EXERCISE BRIEF:
Count the lines in the records below that contain the word "如有其他答案", and give only that number.

-------

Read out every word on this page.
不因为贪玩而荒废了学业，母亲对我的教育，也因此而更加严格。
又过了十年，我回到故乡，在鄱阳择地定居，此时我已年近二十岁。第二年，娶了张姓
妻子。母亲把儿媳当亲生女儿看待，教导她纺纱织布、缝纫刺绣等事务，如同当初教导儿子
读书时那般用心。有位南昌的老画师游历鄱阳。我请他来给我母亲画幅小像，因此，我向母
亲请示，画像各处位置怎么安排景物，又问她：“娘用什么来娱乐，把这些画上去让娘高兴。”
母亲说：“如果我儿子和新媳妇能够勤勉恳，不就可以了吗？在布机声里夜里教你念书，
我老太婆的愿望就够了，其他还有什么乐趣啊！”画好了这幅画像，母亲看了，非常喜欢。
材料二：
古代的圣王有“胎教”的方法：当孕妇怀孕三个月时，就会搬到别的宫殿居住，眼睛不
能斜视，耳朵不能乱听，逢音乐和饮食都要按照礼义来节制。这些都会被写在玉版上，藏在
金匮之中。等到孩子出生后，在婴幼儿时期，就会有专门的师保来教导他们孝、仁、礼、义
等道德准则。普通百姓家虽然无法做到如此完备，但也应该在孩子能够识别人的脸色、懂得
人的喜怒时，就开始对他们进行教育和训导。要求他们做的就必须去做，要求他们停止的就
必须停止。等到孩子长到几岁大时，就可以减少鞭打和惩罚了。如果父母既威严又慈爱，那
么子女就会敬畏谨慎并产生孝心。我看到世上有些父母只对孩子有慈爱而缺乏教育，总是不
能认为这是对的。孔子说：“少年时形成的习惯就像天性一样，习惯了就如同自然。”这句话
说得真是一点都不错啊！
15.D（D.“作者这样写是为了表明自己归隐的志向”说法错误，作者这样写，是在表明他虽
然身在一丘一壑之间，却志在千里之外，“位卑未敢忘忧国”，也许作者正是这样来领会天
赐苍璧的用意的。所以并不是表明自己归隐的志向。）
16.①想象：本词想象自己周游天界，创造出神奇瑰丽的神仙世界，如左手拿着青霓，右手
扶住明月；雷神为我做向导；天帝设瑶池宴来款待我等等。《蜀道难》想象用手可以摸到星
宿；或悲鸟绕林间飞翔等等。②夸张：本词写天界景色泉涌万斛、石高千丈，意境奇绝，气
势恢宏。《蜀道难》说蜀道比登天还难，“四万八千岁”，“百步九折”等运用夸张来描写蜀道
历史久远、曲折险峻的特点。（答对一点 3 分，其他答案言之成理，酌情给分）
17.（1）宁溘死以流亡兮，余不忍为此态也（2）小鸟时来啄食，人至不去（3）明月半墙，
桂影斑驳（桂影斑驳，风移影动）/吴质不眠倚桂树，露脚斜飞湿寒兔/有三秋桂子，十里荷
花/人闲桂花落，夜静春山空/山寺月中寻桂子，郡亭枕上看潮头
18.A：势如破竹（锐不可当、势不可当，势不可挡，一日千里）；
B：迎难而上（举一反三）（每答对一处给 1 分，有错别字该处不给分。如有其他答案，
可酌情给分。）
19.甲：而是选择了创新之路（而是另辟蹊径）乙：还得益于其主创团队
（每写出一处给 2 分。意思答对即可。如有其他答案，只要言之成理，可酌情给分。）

-------

WRITTEN ANSWER:
2